### WORK TO DO
Look below for the line with "Transcribe this image's", and from there restate every line word for word until the entries end.
— begin RECORDS —
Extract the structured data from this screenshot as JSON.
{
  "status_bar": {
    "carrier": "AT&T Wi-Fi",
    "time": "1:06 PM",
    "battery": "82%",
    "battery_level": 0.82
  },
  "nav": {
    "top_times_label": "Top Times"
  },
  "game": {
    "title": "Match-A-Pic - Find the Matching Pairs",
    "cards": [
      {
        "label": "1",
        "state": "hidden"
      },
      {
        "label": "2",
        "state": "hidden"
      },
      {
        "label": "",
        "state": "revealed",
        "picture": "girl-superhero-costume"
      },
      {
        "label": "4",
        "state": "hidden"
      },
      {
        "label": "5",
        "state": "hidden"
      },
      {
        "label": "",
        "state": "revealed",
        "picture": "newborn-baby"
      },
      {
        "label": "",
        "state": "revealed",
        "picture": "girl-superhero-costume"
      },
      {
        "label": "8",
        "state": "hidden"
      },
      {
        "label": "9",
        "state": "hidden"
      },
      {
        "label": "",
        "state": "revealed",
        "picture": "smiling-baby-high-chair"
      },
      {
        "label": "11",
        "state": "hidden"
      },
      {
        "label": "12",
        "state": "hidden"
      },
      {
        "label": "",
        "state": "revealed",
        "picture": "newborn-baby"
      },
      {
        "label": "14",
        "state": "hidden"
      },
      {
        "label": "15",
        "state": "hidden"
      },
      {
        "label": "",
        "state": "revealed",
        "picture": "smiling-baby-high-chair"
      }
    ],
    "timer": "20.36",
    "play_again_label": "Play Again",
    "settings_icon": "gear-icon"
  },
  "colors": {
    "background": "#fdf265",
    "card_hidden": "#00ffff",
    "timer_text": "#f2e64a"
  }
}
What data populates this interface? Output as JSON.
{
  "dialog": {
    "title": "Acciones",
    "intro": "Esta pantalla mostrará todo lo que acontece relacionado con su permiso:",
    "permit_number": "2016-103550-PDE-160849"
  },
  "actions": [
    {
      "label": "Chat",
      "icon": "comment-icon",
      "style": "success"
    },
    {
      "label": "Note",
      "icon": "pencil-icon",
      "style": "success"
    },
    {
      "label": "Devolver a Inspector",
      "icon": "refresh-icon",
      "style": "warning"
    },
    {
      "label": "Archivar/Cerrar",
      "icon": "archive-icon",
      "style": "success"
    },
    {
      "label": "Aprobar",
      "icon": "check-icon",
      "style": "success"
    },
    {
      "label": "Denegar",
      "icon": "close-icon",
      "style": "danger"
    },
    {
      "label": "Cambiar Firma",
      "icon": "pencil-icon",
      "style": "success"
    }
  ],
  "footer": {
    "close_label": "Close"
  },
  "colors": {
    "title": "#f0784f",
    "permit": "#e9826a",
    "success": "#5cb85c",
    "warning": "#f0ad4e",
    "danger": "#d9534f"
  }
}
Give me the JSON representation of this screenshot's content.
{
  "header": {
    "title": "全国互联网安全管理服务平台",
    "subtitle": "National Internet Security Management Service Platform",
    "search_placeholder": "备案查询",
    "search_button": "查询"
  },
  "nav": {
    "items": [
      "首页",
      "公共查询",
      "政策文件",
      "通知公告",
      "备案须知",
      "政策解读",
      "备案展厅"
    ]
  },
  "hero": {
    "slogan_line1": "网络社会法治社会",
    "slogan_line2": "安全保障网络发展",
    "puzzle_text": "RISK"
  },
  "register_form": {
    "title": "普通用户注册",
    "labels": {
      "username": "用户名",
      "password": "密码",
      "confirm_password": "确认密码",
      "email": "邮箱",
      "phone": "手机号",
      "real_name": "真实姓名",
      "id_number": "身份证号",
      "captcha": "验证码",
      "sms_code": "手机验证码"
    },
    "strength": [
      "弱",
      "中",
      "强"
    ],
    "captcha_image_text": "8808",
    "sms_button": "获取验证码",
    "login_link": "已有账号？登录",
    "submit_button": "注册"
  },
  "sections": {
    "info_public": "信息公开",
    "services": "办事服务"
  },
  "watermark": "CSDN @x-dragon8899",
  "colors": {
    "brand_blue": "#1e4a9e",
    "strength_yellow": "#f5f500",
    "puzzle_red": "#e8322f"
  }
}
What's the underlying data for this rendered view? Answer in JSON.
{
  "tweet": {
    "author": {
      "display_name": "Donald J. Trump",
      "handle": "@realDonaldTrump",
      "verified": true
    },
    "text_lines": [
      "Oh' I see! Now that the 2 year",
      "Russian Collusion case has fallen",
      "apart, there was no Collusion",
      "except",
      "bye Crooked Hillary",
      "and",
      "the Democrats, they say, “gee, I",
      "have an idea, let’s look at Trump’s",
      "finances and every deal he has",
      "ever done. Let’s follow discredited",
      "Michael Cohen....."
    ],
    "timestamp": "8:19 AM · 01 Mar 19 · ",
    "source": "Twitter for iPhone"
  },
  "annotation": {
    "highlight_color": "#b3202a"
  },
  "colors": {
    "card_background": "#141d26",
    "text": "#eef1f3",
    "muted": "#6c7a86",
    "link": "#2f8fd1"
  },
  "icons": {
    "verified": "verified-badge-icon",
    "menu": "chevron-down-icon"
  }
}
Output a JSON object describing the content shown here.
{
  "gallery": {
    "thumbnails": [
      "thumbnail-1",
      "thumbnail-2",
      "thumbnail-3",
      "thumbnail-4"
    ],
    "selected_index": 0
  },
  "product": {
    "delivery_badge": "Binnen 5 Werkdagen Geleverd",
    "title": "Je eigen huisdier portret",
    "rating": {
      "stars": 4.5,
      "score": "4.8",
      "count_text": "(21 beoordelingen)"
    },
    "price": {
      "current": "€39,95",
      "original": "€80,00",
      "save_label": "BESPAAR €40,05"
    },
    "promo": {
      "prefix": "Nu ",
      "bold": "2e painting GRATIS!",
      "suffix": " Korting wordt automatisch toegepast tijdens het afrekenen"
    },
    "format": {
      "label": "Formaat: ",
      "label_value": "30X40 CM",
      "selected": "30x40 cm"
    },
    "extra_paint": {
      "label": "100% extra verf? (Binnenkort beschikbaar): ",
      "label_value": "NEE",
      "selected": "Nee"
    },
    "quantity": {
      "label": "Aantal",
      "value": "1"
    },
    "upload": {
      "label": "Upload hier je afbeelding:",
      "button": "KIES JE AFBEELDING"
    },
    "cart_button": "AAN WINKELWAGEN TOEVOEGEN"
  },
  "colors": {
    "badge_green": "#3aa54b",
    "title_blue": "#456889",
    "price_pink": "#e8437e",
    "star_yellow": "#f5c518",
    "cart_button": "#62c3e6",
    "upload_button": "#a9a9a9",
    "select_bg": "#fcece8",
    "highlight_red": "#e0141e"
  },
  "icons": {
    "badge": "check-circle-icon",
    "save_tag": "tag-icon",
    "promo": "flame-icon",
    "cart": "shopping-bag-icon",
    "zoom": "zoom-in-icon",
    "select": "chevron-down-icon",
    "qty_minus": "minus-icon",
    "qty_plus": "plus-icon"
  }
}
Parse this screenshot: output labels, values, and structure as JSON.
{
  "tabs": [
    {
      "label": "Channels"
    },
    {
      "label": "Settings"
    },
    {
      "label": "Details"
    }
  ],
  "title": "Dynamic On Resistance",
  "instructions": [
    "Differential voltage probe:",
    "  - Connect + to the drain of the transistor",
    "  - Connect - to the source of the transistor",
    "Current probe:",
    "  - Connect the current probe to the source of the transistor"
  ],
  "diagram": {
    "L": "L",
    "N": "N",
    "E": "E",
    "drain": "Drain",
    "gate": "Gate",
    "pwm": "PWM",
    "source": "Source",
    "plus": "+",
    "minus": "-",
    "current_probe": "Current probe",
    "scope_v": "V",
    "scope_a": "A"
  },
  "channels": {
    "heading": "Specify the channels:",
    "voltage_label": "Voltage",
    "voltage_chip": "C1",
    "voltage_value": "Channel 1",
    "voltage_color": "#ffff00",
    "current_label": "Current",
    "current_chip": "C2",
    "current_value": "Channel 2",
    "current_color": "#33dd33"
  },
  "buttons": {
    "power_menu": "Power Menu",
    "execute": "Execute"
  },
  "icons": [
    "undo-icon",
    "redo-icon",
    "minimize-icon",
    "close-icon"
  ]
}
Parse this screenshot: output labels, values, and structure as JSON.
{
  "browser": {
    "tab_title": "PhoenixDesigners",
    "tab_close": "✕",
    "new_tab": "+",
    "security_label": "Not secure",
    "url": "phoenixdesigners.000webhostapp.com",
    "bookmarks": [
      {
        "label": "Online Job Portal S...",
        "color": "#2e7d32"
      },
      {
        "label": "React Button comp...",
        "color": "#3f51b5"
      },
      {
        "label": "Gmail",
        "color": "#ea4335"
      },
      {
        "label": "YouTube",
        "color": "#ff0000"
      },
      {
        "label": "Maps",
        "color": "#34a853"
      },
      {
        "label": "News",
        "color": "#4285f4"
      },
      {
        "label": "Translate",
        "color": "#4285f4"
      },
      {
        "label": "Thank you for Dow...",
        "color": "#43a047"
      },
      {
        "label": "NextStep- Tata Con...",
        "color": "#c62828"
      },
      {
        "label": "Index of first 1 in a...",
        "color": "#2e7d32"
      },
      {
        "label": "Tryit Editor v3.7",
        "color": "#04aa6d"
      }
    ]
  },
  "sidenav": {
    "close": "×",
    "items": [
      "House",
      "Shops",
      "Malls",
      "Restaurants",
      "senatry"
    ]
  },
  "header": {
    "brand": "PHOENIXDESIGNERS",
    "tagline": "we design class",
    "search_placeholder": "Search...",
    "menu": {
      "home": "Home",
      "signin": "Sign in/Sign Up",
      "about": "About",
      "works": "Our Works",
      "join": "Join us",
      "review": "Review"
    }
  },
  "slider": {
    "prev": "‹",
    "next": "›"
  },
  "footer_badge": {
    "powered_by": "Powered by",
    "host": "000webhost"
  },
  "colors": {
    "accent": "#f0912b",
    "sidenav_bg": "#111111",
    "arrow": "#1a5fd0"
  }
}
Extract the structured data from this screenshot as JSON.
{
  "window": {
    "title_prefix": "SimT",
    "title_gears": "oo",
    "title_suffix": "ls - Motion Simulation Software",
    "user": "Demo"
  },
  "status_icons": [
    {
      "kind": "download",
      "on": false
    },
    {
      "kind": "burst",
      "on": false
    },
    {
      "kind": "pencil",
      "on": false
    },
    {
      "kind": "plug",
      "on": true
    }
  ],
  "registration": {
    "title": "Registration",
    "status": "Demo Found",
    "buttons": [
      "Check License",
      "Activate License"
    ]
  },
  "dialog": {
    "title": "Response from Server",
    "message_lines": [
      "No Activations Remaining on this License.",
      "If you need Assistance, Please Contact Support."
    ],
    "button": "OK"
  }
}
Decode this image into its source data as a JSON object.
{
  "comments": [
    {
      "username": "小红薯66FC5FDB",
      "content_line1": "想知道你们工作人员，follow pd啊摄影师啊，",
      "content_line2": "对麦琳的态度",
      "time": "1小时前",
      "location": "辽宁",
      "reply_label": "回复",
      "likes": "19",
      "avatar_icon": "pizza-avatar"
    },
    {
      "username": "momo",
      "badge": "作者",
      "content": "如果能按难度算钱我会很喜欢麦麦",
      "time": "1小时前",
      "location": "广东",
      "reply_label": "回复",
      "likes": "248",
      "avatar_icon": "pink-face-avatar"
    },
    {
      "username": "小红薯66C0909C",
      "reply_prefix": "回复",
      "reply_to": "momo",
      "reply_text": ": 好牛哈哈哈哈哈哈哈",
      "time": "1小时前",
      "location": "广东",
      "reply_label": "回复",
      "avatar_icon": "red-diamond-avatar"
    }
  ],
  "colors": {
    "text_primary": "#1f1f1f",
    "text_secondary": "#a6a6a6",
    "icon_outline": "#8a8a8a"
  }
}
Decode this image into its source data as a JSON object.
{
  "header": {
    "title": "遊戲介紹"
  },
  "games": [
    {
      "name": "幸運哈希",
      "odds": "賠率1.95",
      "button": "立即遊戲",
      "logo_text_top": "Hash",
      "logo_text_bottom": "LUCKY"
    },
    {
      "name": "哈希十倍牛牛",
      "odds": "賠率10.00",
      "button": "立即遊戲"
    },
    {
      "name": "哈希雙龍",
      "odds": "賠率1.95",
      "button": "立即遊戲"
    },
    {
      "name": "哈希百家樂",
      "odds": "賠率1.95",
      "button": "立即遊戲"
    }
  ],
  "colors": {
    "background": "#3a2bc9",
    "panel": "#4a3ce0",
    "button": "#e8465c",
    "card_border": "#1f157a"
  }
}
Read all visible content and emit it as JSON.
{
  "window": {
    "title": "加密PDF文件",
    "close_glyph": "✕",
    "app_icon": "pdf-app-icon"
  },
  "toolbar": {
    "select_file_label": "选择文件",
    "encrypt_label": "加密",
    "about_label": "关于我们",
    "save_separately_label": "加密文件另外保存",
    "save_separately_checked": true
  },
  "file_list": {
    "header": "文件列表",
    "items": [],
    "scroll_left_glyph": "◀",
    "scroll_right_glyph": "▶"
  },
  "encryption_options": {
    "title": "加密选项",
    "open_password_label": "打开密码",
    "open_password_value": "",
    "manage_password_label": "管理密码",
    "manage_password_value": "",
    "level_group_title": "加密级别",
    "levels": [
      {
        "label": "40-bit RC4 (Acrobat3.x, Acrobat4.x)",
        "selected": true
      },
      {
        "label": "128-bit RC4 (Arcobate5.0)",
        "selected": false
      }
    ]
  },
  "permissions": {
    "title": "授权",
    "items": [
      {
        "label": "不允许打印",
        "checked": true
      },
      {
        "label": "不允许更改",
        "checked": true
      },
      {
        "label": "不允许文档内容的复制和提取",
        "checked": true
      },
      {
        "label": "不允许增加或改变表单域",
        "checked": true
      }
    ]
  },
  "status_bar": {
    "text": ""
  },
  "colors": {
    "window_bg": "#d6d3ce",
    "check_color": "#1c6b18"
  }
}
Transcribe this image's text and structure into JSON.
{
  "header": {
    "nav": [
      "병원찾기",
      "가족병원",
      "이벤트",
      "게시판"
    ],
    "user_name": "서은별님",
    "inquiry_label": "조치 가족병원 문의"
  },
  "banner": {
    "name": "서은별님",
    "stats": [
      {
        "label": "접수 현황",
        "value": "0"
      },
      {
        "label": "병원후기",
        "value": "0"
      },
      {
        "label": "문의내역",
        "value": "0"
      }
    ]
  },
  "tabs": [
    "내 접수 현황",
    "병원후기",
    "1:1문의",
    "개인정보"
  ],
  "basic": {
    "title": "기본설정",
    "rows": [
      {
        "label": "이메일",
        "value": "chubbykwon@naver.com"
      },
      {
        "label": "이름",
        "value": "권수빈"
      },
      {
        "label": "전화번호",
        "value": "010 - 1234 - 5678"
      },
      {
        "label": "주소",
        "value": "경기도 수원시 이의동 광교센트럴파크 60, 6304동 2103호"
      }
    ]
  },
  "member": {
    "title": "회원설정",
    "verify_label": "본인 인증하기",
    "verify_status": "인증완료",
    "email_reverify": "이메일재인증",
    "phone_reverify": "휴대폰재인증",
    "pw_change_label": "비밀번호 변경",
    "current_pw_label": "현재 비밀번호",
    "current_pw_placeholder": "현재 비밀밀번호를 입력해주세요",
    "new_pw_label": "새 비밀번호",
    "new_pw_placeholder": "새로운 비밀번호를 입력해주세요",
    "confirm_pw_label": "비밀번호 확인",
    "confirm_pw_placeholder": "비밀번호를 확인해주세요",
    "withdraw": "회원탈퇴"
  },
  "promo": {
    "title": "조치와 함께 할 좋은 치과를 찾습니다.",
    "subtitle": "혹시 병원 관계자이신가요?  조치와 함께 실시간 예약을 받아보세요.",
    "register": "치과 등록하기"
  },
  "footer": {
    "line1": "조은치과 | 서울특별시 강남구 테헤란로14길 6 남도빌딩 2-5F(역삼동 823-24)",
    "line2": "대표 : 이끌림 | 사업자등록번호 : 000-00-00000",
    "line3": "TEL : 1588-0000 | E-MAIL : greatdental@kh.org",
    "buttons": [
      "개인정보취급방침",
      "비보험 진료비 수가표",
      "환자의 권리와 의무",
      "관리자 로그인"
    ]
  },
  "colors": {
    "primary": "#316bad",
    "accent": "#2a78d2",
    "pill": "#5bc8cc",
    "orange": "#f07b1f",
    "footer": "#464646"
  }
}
— end RECORDS —
### RESPONSE
Transcribe this image's text and structure into JSON.
{
  "header": {
    "nav": [
      "병원찾기",
      "가족병원",
      "이벤트",
      "게시판"
    ],
    "user_name": "서은별님",
    "inquiry_label": "조치 가족병원 문의"
  },
  "banner": {
    "name": "서은별님",
    "stats": [
      {
        "label": "접수 현황",
        "value": "0"
      },
      {
        "label": "병원후기",
        "value": "0"
      },
      {
        "label": "문의내역",
        "value": "0"
      }
    ]
  },
  "tabs": [
    "내 접수 현황",
    "병원후기",
    "1:1문의",
    "개인정보"
  ],
  "basic": {
    "title": "기본설정",
    "rows": [
      {
        "label": "이메일",
        "value": "chubbykwon@naver.com"
      },
      {
        "label": "이름",
        "value": "권수빈"
      },
      {
        "label": "전화번호",
        "value": "010 - 1234 - 5678"
      },
      {
        "label": "주소",
        "value": "경기도 수원시 이의동 광교센트럴파크 60, 6304동 2103호"
      }
    ]
  },
  "member": {
    "title": "회원설정",
    "verify_label": "본인 인증하기",
    "verify_status": "인증완료",
    "email_reverify": "이메일재인증",
    "phone_reverify": "휴대폰재인증",
    "pw_change_label": "비밀번호 변경",
    "current_pw_label": "현재 비밀번호",
    "current_pw_placeholder": "현재 비밀밀번호를 입력해주세요",
    "new_pw_label": "새 비밀번호",
    "new_pw_placeholder": "새로운 비밀번호를 입력해주세요",
    "confirm_pw_label": "비밀번호 확인",
    "confirm_pw_placeholder": "비밀번호를 확인해주세요",
    "withdraw": "회원탈퇴"
  },
  "promo": {
    "title": "조치와 함께 할 좋은 치과를 찾습니다.",
    "subtitle": "혹시 병원 관계자이신가요?  조치와 함께 실시간 예약을 받아보세요.",
    "register": "치과 등록하기"
  },
  "footer": {
    "line1": "조은치과 | 서울특별시 강남구 테헤란로14길 6 남도빌딩 2-5F(역삼동 823-24)",
    "line2": "대표 : 이끌림 | 사업자등록번호 : 000-00-00000",
    "line3": "TEL : 1588-0000 | E-MAIL : greatdental@kh.org",
    "buttons": [
      "개인정보취급방침",
      "비보험 진료비 수가표",
      "환자의 권리와 의무",
      "관리자 로그인"
    ]
  },
  "colors": {
    "primary": "#316bad",
    "accent": "#2a78d2",
    "pill": "#5bc8cc",
    "orange": "#f07b1f",
    "footer": "#464646"
  }
}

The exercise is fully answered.